» PASSAGE TO READ:
# # # # #
Supplementary and Complementary Angles Formulas | List of Supplementary and Complementary Angles Formulas You Should Know - BYJUS

# Supplementary and Complementary Angles Formulas

When two rays or straight lines meet at a common endpoint an angle is formed. The concept of supplementary and complementary angles describe two fundamental angle relationships in geometry. Here we will focus on the formula used for complementary and supplementary angles....Read MoreRead Less

### What are Supplementary and Complementary angles?

Supplementary angles and complementary angles are defined with respect to a pair of angles.

If a right angle, that is 90°, is split into two adjacent angles, then these two angles are known as complementary angles. A pair of complementary angles always adds up to 90°. Similarly, if a straight line, that is 180°, is split into two adjacent angles, then these two angles are known as supplementary angles. A supplementary pair of angles adds up to 180°. ### Supplementary angles and Complementary angles formula

There are two main formulas that are applied to a pair of angles to understand whether they add up to 90° or 180°.

• Two angles ∠A and ∠B are complementary pair of angles if:
• ∠A + ∠B = 90°
• Two angles ∠C and ∠D are supplementary pair of angles if:
• ∠C + ∠D = 180°

We will discuss these formulas in detail in the next section.

Note: Angles can be measured in degrees or in radians. Here we will use degrees to measure angles.
# # # # #
» MATERIAL:
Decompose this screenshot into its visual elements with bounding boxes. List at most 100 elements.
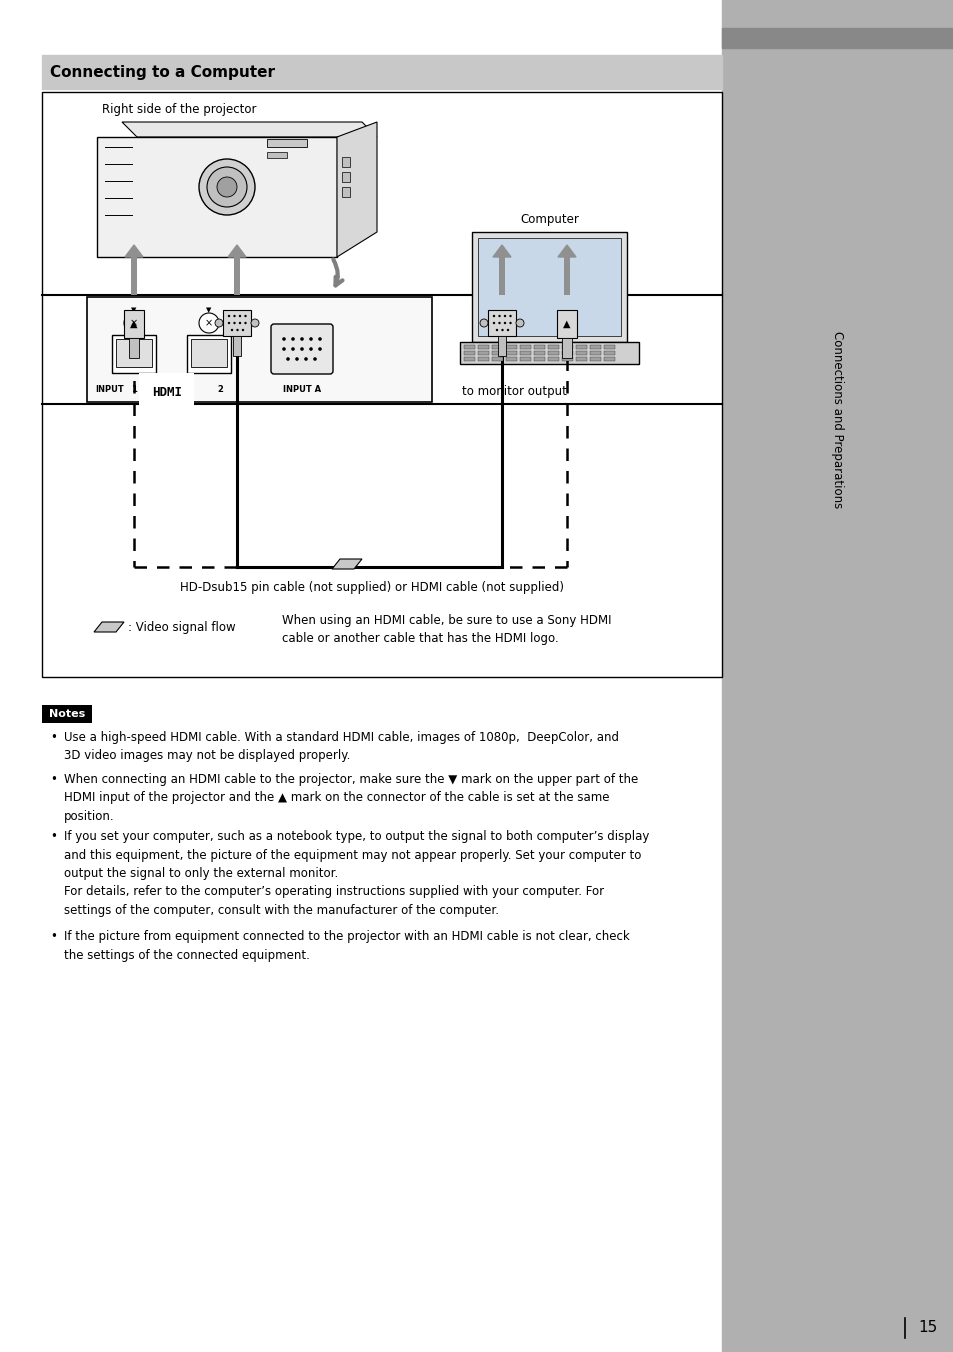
# # # # #
» AIM 1:
In the passage on supplementary and complementary angles, quote everything from "Supplementary and Complementary Angles Formulas |" down to "and Complementary angles?".
» AIM 2:
Translate this sentence from the passage on supplementary and complementary angles into Spanish: "A pair of complementary angles always adds up to 90°."
The material comes from a separate source, not from the passage on supplementary and complementary angles.

» WORKED SOLUTION 1:
Supplementary and Complementary Angles Formulas | List of Supplementary and Complementary Angles Formulas You Should Know - BYJUS

# Supplementary and Complementary Angles Formulas

When two rays or straight lines meet at a common endpoint an angle is formed. The concept of supplementary and complementary angles describe two fundamental angle relationships in geometry. Here we will focus on the formula used for complementary and supplementary angles....Read MoreRead Less

### What are Supplementary and Complementary angles?

» WORKED SOLUTION 2:
Un par de ángulos complementarios siempre suma 90°.